All entries below need to be written out exactly, but without their pictures.

(Dataset rows about figures)
--
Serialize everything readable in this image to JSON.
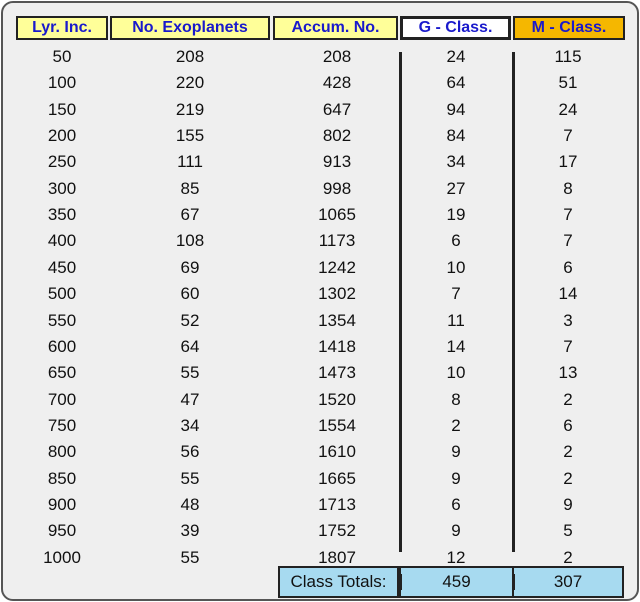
{
  "table": {
    "header": [
      "Lyr. Inc.",
      "No. Exoplanets",
      "Accum. No.",
      "G - Class.",
      "M - Class."
    ],
    "rows": [
      [
        50,
        208,
        208,
        24,
        115
      ],
      [
        100,
        220,
        428,
        64,
        51
      ],
      [
        150,
        219,
        647,
        94,
        24
      ],
      [
        200,
        155,
        802,
        84,
        7
      ],
      [
        250,
        111,
        913,
        34,
        17
      ],
      [
        300,
        85,
        998,
        27,
        8
      ],
      [
        350,
        67,
        1065,
        19,
        7
      ],
      [
        400,
        108,
        1173,
        6,
        7
      ],
      [
        450,
        69,
        1242,
        10,
        6
      ],
      [
        500,
        60,
        1302,
        7,
        14
      ],
      [
        550,
        52,
        1354,
        11,
        3
      ],
      [
        600,
        64,
        1418,
        14,
        7
      ],
      [
        650,
        55,
        1473,
        10,
        13
      ],
      [
        700,
        47,
        1520,
        8,
        2
      ],
      [
        750,
        34,
        1554,
        2,
        6
      ],
      [
        800,
        56,
        1610,
        9,
        2
      ],
      [
        850,
        55,
        1665,
        9,
        2
      ],
      [
        900,
        48,
        1713,
        6,
        9
      ],
      [
        950,
        39,
        1752,
        9,
        5
      ],
      [
        1000,
        55,
        1807,
        12,
        2
      ]
    ],
    "footer": {
      "label": "Class Totals:",
      "g_total": 459,
      "m_total": 307
    }
  }
}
--
Solution to the exercise »
Serialize everything readable in this image to JSON.
{
  "table": {
    "header": [
      "Lyr. Inc.",
      "No. Exoplanets",
      "Accum. No.",
      "G - Class.",
      "M - Class."
    ],
    "rows": [
      [
        50,
        208,
        208,
        24,
        115
      ],
      [
        100,
        220,
        428,
        64,
        51
      ],
      [
        150,
        219,
        647,
        94,
        24
      ],
      [
        200,
        155,
        802,
        84,
        7
      ],
      [
        250,
        111,
        913,
        34,
        17
      ],
      [
        300,
        85,
        998,
        27,
        8
      ],
      [
        350,
        67,
        1065,
        19,
        7
      ],
      [
        400,
        108,
        1173,
        6,
        7
      ],
      [
        450,
        69,
        1242,
        10,
        6
      ],
      [
        500,
        60,
        1302,
        7,
        14
      ],
      [
        550,
        52,
        1354,
        11,
        3
      ],
      [
        600,
        64,
        1418,
        14,
        7
      ],
      [
        650,
        55,
        1473,
        10,
        13
      ],
      [
        700,
        47,
        1520,
        8,
        2
      ],
      [
        750,
        34,
        1554,
        2,
        6
      ],
      [
        800,
        56,
        1610,
        9,
        2
      ],
      [
        850,
        55,
        1665,
        9,
        2
      ],
      [
        900,
        48,
        1713,
        6,
        9
      ],
      [
        950,
        39,
        1752,
        9,
        5
      ],
      [
        1000,
        55,
        1807,
        12,
        2
      ]
    ],
    "footer": {
      "label": "Class Totals:",
      "g_total": 459,
      "m_total": 307
    }
  }
}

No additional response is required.